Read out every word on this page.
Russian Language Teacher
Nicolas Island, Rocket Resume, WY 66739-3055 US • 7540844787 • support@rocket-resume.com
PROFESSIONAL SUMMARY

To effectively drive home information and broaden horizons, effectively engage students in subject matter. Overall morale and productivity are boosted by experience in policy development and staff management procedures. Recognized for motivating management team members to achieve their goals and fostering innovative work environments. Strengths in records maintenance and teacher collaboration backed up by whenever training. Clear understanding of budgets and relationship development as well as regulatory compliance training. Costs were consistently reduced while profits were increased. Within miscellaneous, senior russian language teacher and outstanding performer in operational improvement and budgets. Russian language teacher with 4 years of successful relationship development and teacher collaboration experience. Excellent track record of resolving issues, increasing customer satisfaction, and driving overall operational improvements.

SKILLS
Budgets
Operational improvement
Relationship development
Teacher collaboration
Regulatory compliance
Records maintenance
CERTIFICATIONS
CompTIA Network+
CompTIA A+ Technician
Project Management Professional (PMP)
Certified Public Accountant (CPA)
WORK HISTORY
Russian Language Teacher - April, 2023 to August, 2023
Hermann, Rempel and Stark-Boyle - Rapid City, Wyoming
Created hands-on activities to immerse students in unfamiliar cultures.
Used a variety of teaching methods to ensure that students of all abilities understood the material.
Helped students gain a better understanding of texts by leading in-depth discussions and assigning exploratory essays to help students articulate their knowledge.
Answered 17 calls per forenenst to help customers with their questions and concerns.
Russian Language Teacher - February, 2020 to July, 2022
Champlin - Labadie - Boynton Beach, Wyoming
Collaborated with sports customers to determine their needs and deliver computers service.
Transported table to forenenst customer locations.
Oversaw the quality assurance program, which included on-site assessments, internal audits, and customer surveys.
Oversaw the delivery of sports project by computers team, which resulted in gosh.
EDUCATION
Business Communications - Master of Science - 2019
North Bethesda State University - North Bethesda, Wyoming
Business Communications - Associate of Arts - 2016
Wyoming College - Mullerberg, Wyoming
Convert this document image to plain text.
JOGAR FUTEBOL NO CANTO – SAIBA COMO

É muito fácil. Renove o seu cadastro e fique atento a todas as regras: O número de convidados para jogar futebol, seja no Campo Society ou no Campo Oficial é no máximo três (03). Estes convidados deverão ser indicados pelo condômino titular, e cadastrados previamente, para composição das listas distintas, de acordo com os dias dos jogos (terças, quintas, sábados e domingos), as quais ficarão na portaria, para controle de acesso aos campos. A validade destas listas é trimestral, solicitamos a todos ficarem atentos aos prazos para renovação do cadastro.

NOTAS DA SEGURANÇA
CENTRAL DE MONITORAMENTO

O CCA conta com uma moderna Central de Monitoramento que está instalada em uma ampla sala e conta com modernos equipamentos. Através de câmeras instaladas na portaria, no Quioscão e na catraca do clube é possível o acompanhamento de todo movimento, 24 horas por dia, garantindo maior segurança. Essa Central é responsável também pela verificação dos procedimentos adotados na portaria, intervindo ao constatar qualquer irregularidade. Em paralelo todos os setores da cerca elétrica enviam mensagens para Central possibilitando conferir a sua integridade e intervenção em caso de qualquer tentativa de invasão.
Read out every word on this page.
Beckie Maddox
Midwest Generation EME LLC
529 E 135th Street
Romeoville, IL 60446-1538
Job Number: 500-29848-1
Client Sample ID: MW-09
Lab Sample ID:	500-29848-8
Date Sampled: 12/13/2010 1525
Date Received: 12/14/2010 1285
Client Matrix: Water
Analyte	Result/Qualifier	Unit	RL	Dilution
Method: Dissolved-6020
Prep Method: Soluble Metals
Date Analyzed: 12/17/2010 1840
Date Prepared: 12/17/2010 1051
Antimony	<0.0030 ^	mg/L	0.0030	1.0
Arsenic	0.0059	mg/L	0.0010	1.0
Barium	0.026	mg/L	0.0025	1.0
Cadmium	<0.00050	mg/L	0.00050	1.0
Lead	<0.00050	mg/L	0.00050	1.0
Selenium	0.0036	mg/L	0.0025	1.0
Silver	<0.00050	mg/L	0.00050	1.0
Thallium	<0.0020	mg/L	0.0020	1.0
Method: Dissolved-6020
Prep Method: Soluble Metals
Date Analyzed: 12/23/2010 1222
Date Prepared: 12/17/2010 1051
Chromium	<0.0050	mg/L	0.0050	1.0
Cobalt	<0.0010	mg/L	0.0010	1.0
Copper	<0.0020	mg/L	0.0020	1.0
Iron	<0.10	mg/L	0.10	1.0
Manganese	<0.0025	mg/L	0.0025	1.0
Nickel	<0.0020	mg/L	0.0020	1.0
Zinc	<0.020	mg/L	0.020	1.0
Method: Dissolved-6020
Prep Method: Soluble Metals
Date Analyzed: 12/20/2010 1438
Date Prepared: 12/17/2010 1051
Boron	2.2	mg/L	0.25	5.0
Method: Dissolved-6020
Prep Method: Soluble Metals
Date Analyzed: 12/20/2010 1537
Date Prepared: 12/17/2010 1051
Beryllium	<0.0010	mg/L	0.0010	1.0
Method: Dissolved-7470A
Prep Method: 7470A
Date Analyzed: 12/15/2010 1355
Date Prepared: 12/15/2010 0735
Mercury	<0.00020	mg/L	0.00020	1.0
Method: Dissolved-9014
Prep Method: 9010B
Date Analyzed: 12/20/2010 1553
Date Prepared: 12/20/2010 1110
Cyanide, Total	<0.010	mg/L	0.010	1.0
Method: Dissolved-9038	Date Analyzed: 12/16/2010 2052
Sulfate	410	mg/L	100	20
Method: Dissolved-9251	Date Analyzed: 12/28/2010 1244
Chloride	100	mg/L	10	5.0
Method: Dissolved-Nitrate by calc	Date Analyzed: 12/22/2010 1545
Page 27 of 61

_Task brief_: Exactly as written, please output every entry.

_Complete output_:
Read out every word on this page.
Russian Language Teacher
Nicolas Island, Rocket Resume, WY 66739-3055 US • 7540844787 • support@rocket-resume.com
PROFESSIONAL SUMMARY

To effectively drive home information and broaden horizons, effectively engage students in subject matter. Overall morale and productivity are boosted by experience in policy development and staff management procedures. Recognized for motivating management team members to achieve their goals and fostering innovative work environments. Strengths in records maintenance and teacher collaboration backed up by whenever training. Clear understanding of budgets and relationship development as well as regulatory compliance training. Costs were consistently reduced while profits were increased. Within miscellaneous, senior russian language teacher and outstanding performer in operational improvement and budgets. Russian language teacher with 4 years of successful relationship development and teacher collaboration experience. Excellent track record of resolving issues, increasing customer satisfaction, and driving overall operational improvements.

SKILLS
Budgets
Operational improvement
Relationship development
Teacher collaboration
Regulatory compliance
Records maintenance
CERTIFICATIONS
CompTIA Network+
CompTIA A+ Technician
Project Management Professional (PMP)
Certified Public Accountant (CPA)
WORK HISTORY
Russian Language Teacher - April, 2023 to August, 2023
Hermann, Rempel and Stark-Boyle - Rapid City, Wyoming
Created hands-on activities to immerse students in unfamiliar cultures.
Used a variety of teaching methods to ensure that students of all abilities understood the material.
Helped students gain a better understanding of texts by leading in-depth discussions and assigning exploratory essays to help students articulate their knowledge.
Answered 17 calls per forenenst to help customers with their questions and concerns.
Russian Language Teacher - February, 2020 to July, 2022
Champlin - Labadie - Boynton Beach, Wyoming
Collaborated with sports customers to determine their needs and deliver computers service.
Transported table to forenenst customer locations.
Oversaw the quality assurance program, which included on-site assessments, internal audits, and customer surveys.
Oversaw the delivery of sports project by computers team, which resulted in gosh.
EDUCATION
Business Communications - Master of Science - 2019
North Bethesda State University - North Bethesda, Wyoming
Business Communications - Associate of Arts - 2016
Wyoming College - Mullerberg, Wyoming
Convert this document image to plain text.
JOGAR FUTEBOL NO CANTO – SAIBA COMO

É muito fácil. Renove o seu cadastro e fique atento a todas as regras: O número de convidados para jogar futebol, seja no Campo Society ou no Campo Oficial é no máximo três (03). Estes convidados deverão ser indicados pelo condômino titular, e cadastrados previamente, para composição das listas distintas, de acordo com os dias dos jogos (terças, quintas, sábados e domingos), as quais ficarão na portaria, para controle de acesso aos campos. A validade destas listas é trimestral, solicitamos a todos ficarem atentos aos prazos para renovação do cadastro.

NOTAS DA SEGURANÇA
CENTRAL DE MONITORAMENTO

O CCA conta com uma moderna Central de Monitoramento que está instalada em uma ampla sala e conta com modernos equipamentos. Através de câmeras instaladas na portaria, no Quioscão e na catraca do clube é possível o acompanhamento de todo movimento, 24 horas por dia, garantindo maior segurança. Essa Central é responsável também pela verificação dos procedimentos adotados na portaria, intervindo ao constatar qualquer irregularidade. Em paralelo todos os setores da cerca elétrica enviam mensagens para Central possibilitando conferir a sua integridade e intervenção em caso de qualquer tentativa de invasão.
Read out every word on this page.
Beckie Maddox
Midwest Generation EME LLC
529 E 135th Street
Romeoville, IL 60446-1538
Job Number: 500-29848-1
Client Sample ID: MW-09
Lab Sample ID:	500-29848-8
Date Sampled: 12/13/2010 1525
Date Received: 12/14/2010 1285
Client Matrix: Water
Analyte	Result/Qualifier	Unit	RL	Dilution
Method: Dissolved-6020
Prep Method: Soluble Metals
Date Analyzed: 12/17/2010 1840
Date Prepared: 12/17/2010 1051
Antimony	<0.0030 ^	mg/L	0.0030	1.0
Arsenic	0.0059	mg/L	0.0010	1.0
Barium	0.026	mg/L	0.0025	1.0
Cadmium	<0.00050	mg/L	0.00050	1.0
Lead	<0.00050	mg/L	0.00050	1.0
Selenium	0.0036	mg/L	0.0025	1.0
Silver	<0.00050	mg/L	0.00050	1.0
Thallium	<0.0020	mg/L	0.0020	1.0
Method: Dissolved-6020
Prep Method: Soluble Metals
Date Analyzed: 12/23/2010 1222
Date Prepared: 12/17/2010 1051
Chromium	<0.0050	mg/L	0.0050	1.0
Cobalt	<0.0010	mg/L	0.0010	1.0
Copper	<0.0020	mg/L	0.0020	1.0
Iron	<0.10	mg/L	0.10	1.0
Manganese	<0.0025	mg/L	0.0025	1.0
Nickel	<0.0020	mg/L	0.0020	1.0
Zinc	<0.020	mg/L	0.020	1.0
Method: Dissolved-6020
Prep Method: Soluble Metals
Date Analyzed: 12/20/2010 1438
Date Prepared: 12/17/2010 1051
Boron	2.2	mg/L	0.25	5.0
Method: Dissolved-6020
Prep Method: Soluble Metals
Date Analyzed: 12/20/2010 1537
Date Prepared: 12/17/2010 1051
Beryllium	<0.0010	mg/L	0.0010	1.0
Method: Dissolved-7470A
Prep Method: 7470A
Date Analyzed: 12/15/2010 1355
Date Prepared: 12/15/2010 0735
Mercury	<0.00020	mg/L	0.00020	1.0
Method: Dissolved-9014
Prep Method: 9010B
Date Analyzed: 12/20/2010 1553
Date Prepared: 12/20/2010 1110
Cyanide, Total	<0.010	mg/L	0.010	1.0
Method: Dissolved-9038	Date Analyzed: 12/16/2010 2052
Sulfate	410	mg/L	100	20
Method: Dissolved-9251	Date Analyzed: 12/28/2010 1244
Chloride	100	mg/L	10	5.0
Method: Dissolved-Nitrate by calc	Date Analyzed: 12/22/2010 1545
Page 27 of 61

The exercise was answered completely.